Quote the listing below in its entirety.

◆ **Supplied data**
-------------------------
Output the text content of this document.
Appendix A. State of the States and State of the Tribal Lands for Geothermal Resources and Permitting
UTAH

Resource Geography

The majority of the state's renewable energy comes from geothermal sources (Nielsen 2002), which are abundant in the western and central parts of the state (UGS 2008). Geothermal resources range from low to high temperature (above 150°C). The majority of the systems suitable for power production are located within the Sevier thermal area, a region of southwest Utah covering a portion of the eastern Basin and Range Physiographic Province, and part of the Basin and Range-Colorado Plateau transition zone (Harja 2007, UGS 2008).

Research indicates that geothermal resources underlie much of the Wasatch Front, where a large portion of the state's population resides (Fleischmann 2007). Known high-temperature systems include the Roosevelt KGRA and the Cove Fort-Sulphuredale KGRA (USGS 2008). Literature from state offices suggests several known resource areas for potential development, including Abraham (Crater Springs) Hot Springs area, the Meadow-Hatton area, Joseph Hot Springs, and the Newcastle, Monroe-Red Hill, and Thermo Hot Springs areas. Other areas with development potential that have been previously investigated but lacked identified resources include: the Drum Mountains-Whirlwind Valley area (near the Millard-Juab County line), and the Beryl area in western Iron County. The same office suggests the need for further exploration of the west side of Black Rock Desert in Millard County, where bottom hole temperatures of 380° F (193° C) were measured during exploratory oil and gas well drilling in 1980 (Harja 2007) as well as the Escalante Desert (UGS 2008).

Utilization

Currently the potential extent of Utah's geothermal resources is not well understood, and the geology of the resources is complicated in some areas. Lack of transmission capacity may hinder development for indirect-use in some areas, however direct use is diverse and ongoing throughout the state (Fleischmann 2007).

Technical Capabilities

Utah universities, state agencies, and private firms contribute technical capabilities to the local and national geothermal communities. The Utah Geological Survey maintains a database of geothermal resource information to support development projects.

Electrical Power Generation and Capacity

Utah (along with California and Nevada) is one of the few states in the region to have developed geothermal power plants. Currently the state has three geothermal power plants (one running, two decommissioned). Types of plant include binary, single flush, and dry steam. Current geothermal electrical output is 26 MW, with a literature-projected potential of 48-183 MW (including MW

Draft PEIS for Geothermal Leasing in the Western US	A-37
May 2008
-------------------------
◆ **Full output**
Output the text content of this document.
Appendix A. State of the States and State of the Tribal Lands for Geothermal Resources and Permitting
UTAH

Resource Geography

The majority of the state's renewable energy comes from geothermal sources (Nielsen 2002), which are abundant in the western and central parts of the state (UGS 2008). Geothermal resources range from low to high temperature (above 150°C). The majority of the systems suitable for power production are located within the Sevier thermal area, a region of southwest Utah covering a portion of the eastern Basin and Range Physiographic Province, and part of the Basin and Range-Colorado Plateau transition zone (Harja 2007, UGS 2008).

Research indicates that geothermal resources underlie much of the Wasatch Front, where a large portion of the state's population resides (Fleischmann 2007). Known high-temperature systems include the Roosevelt KGRA and the Cove Fort-Sulphuredale KGRA (USGS 2008). Literature from state offices suggests several known resource areas for potential development, including Abraham (Crater Springs) Hot Springs area, the Meadow-Hatton area, Joseph Hot Springs, and the Newcastle, Monroe-Red Hill, and Thermo Hot Springs areas. Other areas with development potential that have been previously investigated but lacked identified resources include: the Drum Mountains-Whirlwind Valley area (near the Millard-Juab County line), and the Beryl area in western Iron County. The same office suggests the need for further exploration of the west side of Black Rock Desert in Millard County, where bottom hole temperatures of 380° F (193° C) were measured during exploratory oil and gas well drilling in 1980 (Harja 2007) as well as the Escalante Desert (UGS 2008).

Utilization

Currently the potential extent of Utah's geothermal resources is not well understood, and the geology of the resources is complicated in some areas. Lack of transmission capacity may hinder development for indirect-use in some areas, however direct use is diverse and ongoing throughout the state (Fleischmann 2007).

Technical Capabilities

Utah universities, state agencies, and private firms contribute technical capabilities to the local and national geothermal communities. The Utah Geological Survey maintains a database of geothermal resource information to support development projects.

Electrical Power Generation and Capacity

Utah (along with California and Nevada) is one of the few states in the region to have developed geothermal power plants. Currently the state has three geothermal power plants (one running, two decommissioned). Types of plant include binary, single flush, and dry steam. Current geothermal electrical output is 26 MW, with a literature-projected potential of 48-183 MW (including MW

Draft PEIS for Geothermal Leasing in the Western US	A-37
May 2008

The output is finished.